**EXERCISE OBJECTIVE**
Where a line below holds the string "Heterochiral", copy that line.

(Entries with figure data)
(begin)

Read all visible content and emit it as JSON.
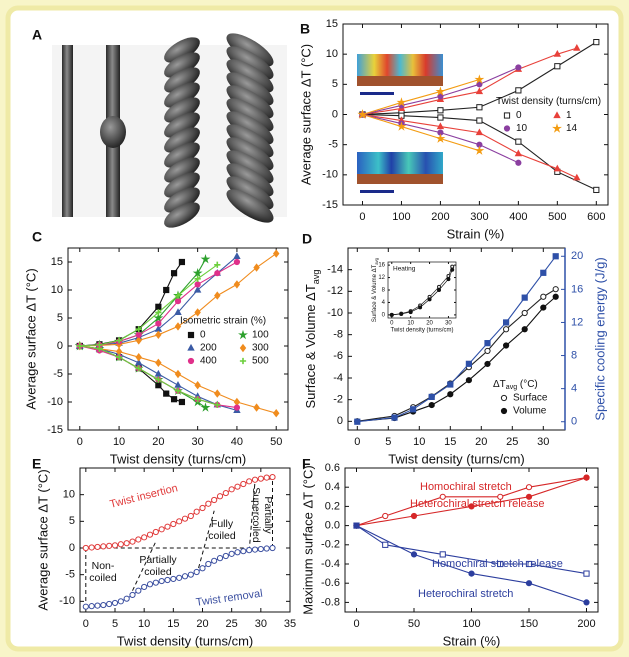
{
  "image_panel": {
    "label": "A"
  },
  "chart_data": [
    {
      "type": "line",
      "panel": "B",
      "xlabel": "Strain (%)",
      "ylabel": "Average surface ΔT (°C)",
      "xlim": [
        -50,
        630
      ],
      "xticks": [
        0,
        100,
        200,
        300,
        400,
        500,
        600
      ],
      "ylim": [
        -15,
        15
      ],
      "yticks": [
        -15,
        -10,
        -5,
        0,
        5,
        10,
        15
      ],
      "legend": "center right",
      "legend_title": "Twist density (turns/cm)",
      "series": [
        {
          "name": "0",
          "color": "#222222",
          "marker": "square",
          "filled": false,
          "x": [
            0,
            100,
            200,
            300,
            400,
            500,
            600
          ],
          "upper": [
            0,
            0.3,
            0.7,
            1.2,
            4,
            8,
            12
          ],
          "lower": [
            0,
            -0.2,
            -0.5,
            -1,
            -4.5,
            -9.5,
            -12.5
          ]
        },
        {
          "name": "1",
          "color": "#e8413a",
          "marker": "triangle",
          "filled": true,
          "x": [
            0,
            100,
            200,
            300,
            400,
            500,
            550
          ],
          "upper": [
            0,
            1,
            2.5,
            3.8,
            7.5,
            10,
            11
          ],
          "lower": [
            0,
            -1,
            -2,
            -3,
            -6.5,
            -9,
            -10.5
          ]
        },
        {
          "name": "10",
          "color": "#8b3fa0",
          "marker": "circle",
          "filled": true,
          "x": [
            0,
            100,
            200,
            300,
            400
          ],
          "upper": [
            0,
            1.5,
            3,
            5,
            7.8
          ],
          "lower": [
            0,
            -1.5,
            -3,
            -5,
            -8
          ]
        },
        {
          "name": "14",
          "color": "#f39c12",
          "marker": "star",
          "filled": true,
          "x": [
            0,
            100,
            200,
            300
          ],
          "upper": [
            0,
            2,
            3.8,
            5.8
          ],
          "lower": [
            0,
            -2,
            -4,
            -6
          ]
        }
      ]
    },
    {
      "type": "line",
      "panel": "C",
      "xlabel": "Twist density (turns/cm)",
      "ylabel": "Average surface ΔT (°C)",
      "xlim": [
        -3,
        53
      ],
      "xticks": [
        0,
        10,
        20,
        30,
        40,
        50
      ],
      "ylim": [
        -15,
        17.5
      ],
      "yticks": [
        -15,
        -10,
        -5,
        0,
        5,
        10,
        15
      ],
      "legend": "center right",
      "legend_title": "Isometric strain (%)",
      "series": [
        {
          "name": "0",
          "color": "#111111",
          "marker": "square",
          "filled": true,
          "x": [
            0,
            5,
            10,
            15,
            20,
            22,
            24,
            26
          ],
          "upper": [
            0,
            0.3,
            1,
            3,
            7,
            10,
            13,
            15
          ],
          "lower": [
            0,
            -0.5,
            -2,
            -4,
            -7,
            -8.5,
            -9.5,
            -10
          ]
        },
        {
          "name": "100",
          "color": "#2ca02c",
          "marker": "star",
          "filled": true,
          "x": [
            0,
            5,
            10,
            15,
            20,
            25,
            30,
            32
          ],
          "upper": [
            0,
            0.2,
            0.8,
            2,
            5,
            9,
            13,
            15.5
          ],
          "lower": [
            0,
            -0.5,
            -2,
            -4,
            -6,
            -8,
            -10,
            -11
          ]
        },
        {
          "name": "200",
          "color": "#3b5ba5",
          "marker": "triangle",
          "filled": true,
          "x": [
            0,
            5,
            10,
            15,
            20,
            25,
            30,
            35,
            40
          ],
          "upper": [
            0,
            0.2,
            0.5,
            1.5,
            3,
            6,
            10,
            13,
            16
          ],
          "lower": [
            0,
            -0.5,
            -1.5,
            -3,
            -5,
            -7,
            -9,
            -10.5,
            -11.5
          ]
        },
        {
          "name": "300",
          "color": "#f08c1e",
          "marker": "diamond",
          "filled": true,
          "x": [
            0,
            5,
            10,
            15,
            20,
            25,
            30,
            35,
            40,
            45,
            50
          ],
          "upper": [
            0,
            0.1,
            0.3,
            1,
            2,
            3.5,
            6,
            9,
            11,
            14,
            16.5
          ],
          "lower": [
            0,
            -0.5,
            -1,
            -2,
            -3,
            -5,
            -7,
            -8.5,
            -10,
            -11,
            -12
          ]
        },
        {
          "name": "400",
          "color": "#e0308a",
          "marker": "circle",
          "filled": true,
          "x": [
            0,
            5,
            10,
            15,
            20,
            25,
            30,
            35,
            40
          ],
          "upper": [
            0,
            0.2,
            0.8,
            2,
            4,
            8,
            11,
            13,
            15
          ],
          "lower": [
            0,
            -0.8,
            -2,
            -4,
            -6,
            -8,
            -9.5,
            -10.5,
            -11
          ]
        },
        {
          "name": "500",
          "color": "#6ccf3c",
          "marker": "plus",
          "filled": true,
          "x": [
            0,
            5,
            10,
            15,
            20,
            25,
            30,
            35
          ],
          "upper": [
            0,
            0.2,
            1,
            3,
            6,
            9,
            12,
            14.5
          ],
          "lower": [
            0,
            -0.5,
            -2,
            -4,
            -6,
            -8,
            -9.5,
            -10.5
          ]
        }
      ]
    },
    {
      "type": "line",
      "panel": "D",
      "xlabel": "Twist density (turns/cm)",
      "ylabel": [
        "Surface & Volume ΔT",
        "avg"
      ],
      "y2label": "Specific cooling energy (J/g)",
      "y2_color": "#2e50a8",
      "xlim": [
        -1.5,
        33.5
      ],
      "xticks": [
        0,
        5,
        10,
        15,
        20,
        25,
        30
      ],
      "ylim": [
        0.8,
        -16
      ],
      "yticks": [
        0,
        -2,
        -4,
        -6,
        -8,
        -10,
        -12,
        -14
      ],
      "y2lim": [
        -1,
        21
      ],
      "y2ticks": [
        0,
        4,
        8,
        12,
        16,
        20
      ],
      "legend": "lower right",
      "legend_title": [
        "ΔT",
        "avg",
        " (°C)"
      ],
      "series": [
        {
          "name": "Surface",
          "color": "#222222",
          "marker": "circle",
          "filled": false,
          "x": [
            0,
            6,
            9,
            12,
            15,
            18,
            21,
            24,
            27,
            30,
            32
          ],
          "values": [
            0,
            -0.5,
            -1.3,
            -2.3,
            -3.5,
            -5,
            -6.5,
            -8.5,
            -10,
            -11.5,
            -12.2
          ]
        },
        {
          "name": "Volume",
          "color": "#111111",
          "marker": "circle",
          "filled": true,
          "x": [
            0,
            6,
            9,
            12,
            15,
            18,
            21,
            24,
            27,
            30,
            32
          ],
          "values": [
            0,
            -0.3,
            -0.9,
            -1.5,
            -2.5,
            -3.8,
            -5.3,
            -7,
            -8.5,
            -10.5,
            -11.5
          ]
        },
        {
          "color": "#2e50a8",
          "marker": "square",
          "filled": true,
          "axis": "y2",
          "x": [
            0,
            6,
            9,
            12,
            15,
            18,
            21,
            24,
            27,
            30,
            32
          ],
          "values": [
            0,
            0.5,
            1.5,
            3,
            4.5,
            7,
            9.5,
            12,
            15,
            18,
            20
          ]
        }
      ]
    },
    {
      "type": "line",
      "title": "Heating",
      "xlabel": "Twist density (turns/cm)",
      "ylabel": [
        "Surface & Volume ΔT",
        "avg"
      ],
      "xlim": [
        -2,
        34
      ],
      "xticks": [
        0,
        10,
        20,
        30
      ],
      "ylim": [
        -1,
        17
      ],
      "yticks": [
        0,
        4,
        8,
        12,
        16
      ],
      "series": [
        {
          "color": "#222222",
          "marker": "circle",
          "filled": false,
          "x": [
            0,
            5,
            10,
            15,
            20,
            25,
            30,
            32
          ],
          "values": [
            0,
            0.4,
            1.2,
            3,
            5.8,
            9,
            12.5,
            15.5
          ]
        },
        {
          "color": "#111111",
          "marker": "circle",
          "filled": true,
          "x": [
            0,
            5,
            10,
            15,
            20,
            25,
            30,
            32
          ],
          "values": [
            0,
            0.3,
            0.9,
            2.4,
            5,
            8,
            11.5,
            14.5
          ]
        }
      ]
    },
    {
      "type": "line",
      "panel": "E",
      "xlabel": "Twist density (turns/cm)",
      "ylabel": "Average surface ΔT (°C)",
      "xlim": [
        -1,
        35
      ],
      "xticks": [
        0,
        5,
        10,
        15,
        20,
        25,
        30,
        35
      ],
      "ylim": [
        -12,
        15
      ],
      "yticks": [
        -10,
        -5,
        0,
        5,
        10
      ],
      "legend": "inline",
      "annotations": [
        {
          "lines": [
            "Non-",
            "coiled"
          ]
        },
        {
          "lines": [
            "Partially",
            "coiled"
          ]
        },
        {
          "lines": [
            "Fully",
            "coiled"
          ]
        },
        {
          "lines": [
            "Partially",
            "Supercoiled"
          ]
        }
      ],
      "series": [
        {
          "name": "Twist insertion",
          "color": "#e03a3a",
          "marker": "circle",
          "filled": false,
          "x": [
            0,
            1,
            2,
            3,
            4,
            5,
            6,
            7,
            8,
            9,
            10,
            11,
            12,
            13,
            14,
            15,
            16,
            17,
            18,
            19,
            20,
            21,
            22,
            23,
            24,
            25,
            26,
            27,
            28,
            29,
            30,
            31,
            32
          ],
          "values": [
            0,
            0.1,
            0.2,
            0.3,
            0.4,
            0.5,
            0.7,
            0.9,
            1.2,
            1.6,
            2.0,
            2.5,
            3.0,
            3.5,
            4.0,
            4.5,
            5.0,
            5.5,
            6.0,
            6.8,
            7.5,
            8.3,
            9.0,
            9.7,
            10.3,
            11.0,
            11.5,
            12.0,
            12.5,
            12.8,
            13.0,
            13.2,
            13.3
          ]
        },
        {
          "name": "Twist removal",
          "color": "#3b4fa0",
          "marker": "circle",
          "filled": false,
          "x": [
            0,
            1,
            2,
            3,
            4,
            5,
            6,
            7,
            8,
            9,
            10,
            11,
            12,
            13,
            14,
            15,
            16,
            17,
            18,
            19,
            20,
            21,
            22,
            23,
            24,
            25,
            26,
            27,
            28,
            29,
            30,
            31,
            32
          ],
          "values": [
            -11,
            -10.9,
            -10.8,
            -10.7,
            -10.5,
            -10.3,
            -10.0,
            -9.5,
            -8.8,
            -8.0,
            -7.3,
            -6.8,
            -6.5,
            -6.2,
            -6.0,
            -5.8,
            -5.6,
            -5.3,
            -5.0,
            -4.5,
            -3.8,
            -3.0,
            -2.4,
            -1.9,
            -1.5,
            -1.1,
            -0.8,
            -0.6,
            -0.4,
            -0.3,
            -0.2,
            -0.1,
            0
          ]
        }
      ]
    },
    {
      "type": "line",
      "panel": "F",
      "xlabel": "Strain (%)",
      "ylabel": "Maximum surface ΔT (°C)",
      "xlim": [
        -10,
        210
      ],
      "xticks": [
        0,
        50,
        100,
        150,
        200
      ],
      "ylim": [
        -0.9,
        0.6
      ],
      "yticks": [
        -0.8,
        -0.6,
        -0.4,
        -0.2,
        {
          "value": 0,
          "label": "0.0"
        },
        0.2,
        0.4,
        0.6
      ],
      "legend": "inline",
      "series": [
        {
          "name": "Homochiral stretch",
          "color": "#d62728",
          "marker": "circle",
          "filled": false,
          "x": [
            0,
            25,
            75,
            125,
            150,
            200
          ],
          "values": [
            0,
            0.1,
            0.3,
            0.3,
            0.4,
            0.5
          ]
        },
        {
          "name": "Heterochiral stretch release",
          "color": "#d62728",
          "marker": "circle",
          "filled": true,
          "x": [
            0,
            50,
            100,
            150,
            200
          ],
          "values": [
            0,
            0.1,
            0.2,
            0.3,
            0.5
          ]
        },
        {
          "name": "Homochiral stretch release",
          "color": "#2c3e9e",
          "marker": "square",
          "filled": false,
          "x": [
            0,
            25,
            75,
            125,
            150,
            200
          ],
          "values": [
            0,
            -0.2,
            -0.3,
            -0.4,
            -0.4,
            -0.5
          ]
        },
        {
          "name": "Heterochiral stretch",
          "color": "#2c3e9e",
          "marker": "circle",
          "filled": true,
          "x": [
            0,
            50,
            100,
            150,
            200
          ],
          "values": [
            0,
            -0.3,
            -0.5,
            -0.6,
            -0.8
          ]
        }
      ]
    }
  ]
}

(end)
(begin)

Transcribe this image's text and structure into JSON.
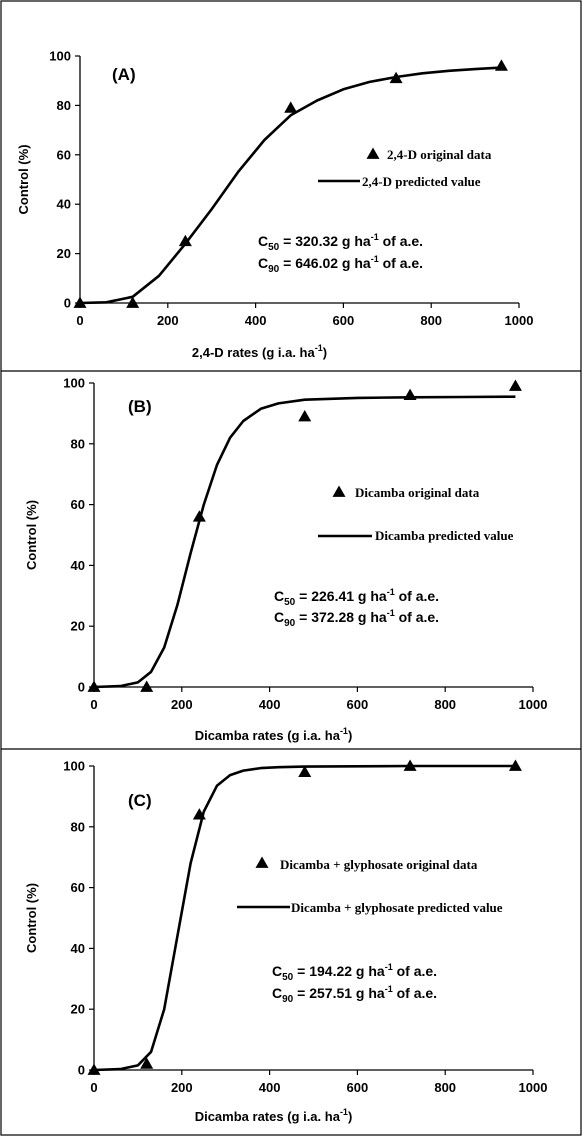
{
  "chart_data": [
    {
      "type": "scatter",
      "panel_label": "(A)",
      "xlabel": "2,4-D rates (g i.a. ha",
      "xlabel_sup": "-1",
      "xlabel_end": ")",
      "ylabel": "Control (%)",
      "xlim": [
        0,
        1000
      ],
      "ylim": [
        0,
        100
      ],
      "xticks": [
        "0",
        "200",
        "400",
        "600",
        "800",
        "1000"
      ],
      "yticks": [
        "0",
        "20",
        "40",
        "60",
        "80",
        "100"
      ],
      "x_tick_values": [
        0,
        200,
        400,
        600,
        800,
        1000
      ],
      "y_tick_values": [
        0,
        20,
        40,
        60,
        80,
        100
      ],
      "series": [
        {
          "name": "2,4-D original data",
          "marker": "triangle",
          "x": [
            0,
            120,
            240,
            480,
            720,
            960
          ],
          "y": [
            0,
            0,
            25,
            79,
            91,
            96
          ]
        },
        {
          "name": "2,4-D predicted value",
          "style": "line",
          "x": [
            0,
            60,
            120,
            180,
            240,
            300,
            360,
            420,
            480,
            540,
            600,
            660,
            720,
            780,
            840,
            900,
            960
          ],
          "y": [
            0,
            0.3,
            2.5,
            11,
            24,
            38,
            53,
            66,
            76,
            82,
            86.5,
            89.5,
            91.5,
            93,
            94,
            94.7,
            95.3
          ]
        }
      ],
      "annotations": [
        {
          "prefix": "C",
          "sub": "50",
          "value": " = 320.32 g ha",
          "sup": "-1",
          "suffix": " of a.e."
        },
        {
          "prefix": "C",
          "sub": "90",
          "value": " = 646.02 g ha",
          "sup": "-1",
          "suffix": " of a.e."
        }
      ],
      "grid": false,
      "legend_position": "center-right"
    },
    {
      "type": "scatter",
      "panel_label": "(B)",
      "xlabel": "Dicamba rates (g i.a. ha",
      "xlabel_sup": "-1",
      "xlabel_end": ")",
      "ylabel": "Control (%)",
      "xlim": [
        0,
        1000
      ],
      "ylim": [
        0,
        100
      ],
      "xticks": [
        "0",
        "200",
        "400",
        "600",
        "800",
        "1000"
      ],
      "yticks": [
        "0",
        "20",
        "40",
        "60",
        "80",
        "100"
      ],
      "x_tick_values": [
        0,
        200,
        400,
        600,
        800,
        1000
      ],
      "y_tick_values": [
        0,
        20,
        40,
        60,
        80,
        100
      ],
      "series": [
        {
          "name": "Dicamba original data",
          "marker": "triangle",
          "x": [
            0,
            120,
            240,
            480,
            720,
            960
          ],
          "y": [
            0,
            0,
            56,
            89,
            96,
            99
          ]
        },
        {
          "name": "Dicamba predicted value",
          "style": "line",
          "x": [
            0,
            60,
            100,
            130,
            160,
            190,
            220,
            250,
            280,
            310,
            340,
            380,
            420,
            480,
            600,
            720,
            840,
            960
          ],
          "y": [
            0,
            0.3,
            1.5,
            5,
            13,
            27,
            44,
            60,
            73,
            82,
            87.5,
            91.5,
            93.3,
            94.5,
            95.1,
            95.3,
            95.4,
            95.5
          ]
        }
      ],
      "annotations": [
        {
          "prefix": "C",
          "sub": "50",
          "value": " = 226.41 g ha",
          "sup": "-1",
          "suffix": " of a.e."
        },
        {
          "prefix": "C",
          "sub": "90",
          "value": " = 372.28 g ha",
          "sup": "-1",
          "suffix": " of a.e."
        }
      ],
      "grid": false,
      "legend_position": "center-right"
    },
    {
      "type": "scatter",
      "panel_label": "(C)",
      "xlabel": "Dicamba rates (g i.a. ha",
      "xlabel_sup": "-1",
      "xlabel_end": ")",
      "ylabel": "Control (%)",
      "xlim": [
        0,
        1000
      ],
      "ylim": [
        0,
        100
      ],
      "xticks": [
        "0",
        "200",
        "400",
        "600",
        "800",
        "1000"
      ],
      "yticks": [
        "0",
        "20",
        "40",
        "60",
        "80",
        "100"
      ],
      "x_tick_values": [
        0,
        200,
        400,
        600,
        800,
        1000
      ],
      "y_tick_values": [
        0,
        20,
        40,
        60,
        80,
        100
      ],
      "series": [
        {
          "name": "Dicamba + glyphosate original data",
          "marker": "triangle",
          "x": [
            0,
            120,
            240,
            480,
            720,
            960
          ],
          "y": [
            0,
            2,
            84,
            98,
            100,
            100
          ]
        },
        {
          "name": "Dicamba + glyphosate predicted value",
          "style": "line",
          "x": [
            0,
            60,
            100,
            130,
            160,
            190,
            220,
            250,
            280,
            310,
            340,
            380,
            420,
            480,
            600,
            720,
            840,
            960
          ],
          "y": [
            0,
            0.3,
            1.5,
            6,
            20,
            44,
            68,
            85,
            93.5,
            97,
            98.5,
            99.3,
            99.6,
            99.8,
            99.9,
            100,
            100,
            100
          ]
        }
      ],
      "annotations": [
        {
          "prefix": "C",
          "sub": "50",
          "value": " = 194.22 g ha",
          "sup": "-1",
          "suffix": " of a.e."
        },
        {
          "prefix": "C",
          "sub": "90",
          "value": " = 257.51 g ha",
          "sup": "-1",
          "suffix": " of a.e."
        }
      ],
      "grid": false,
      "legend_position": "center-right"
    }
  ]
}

(end)
(begin)

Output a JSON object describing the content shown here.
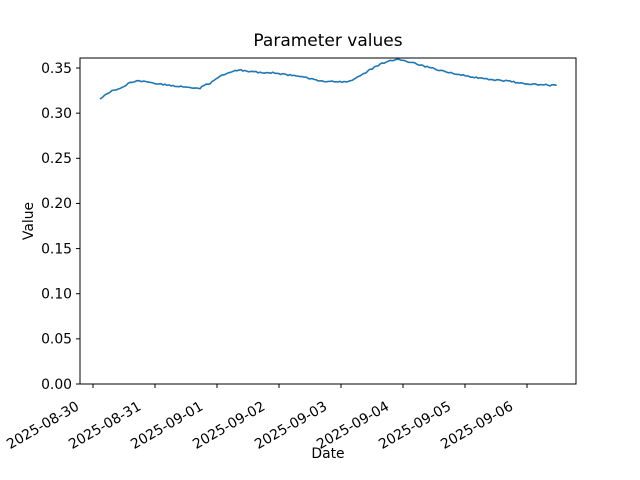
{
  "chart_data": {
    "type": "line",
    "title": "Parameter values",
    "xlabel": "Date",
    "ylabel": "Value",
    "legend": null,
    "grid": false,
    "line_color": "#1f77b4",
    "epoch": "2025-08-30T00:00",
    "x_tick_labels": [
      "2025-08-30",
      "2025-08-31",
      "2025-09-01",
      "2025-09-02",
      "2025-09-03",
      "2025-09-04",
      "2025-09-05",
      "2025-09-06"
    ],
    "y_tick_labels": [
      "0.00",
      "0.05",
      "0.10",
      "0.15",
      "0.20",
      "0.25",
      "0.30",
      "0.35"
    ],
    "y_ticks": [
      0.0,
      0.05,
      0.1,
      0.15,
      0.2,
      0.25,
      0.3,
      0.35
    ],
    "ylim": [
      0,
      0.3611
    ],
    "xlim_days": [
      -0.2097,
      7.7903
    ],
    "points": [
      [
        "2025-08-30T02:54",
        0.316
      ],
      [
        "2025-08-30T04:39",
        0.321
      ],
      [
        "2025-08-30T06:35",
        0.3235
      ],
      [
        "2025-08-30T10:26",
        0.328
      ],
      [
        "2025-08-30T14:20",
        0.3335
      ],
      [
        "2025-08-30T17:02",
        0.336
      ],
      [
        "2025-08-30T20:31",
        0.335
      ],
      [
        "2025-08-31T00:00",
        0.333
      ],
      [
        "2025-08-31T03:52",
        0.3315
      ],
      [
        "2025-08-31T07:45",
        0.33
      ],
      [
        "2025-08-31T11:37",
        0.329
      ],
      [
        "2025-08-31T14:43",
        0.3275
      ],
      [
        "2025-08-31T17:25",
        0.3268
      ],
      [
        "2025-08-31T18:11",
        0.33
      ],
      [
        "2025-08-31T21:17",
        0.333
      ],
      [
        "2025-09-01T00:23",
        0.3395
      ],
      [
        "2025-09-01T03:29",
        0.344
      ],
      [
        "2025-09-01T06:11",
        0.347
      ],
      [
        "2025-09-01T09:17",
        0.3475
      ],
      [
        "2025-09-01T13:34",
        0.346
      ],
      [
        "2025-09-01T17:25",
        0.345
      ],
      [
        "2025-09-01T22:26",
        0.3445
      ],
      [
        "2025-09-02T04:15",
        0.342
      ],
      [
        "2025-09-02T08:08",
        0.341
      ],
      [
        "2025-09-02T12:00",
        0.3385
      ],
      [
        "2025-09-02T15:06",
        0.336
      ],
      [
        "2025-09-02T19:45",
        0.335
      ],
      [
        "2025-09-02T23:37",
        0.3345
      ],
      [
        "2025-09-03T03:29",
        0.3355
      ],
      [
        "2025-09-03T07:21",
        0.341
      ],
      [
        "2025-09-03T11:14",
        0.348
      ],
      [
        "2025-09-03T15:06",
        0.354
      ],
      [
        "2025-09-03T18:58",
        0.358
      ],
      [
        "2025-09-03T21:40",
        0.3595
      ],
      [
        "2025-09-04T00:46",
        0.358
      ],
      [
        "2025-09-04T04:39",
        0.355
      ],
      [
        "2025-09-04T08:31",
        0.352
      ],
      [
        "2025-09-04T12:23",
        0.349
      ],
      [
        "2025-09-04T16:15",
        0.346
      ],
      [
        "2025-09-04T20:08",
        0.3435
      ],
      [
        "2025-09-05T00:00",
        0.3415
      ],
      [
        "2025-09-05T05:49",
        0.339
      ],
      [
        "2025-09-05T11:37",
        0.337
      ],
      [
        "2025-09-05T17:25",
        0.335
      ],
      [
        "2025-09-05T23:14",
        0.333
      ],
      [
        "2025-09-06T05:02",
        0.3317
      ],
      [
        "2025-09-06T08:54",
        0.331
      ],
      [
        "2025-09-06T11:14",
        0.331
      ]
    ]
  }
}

(end)

**RESPONSE TO THIS TASK**
          "name": "Heterochiral stretch release",
          "name": "Heterochiral stretch",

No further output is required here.